The problem: Pull each line holding the word "DMSO" from the data.

Extracted entries:
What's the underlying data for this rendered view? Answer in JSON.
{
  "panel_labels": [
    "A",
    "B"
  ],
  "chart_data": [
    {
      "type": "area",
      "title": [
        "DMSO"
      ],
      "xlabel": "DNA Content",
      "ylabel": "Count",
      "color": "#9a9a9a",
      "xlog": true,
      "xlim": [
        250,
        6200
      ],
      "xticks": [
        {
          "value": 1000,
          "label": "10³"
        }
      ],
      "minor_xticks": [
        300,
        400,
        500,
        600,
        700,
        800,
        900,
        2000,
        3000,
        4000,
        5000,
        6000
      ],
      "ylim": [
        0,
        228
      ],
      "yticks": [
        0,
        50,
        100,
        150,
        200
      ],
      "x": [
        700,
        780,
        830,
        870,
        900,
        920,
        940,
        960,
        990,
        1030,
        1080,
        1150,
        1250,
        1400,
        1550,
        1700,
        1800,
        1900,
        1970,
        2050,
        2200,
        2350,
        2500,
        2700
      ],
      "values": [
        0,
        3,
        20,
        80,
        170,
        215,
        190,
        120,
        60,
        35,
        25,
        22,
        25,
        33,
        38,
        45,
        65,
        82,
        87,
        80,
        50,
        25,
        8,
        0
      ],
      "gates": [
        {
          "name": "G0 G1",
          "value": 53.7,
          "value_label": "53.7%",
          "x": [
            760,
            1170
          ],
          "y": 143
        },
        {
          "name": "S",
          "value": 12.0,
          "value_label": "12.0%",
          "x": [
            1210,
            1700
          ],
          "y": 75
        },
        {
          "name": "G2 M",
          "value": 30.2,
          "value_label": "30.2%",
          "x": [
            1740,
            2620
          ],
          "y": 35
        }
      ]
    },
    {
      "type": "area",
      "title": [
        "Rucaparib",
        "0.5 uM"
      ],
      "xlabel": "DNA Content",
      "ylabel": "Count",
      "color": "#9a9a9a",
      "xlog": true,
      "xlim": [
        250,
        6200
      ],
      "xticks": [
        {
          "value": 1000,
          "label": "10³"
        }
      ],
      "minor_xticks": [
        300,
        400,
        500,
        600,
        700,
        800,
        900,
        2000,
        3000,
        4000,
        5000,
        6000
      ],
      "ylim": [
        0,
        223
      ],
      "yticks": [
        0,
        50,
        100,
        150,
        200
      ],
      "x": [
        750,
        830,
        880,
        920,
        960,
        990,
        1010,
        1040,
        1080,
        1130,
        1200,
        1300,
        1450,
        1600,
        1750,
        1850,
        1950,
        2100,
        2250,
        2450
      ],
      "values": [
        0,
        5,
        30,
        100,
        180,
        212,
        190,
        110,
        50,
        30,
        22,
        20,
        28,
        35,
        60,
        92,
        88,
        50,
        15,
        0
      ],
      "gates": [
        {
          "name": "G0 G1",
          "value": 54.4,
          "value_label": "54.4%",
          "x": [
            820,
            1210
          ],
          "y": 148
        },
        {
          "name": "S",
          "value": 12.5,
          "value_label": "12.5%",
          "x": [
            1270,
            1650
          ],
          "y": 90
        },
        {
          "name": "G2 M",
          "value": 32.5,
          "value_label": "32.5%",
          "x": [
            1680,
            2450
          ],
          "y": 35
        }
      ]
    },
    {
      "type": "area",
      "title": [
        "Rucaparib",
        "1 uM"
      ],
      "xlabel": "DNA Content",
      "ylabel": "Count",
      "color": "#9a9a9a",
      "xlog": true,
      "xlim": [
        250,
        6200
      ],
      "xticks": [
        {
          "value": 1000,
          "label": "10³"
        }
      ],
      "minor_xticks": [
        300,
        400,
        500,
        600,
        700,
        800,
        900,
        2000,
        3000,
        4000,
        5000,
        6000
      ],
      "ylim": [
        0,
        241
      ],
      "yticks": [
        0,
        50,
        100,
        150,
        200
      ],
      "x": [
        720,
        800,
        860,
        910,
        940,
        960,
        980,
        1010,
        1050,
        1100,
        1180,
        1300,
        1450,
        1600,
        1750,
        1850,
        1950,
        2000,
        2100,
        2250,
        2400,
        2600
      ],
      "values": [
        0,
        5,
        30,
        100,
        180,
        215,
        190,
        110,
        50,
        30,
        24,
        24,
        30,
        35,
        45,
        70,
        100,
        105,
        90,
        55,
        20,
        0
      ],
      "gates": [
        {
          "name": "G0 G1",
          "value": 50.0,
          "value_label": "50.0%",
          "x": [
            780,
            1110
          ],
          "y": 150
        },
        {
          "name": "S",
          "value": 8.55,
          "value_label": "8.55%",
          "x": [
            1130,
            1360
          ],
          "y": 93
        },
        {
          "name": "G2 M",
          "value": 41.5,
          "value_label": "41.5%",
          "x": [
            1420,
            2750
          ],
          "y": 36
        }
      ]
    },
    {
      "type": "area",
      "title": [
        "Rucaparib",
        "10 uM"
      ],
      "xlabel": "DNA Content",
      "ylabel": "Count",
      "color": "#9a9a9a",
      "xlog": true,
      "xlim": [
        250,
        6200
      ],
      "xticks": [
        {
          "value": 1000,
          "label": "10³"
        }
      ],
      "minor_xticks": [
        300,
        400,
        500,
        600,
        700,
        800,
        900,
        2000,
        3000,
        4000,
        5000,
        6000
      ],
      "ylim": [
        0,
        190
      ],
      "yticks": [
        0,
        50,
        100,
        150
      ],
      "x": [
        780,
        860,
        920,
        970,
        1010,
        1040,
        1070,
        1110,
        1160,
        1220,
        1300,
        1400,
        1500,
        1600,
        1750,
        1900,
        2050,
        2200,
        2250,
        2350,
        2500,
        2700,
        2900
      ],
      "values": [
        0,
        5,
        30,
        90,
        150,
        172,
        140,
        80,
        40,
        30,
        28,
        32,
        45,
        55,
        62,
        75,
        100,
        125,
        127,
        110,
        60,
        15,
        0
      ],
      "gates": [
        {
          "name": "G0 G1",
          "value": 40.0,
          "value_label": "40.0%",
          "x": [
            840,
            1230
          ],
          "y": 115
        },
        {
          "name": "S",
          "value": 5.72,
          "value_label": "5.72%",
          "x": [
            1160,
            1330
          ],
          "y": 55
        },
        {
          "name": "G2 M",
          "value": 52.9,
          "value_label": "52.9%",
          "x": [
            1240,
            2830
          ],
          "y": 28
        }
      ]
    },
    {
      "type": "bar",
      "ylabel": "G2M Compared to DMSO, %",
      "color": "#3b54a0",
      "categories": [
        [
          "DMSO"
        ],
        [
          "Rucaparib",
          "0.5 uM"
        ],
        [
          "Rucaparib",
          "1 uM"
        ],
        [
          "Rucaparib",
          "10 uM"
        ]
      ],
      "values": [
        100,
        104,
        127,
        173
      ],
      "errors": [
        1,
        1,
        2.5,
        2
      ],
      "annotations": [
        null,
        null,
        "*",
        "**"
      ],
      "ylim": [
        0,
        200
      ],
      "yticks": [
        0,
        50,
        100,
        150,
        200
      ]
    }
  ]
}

Finished exercise:
        "DMSO"
      "ylabel": "G2M Compared to DMSO, %",
          "DMSO"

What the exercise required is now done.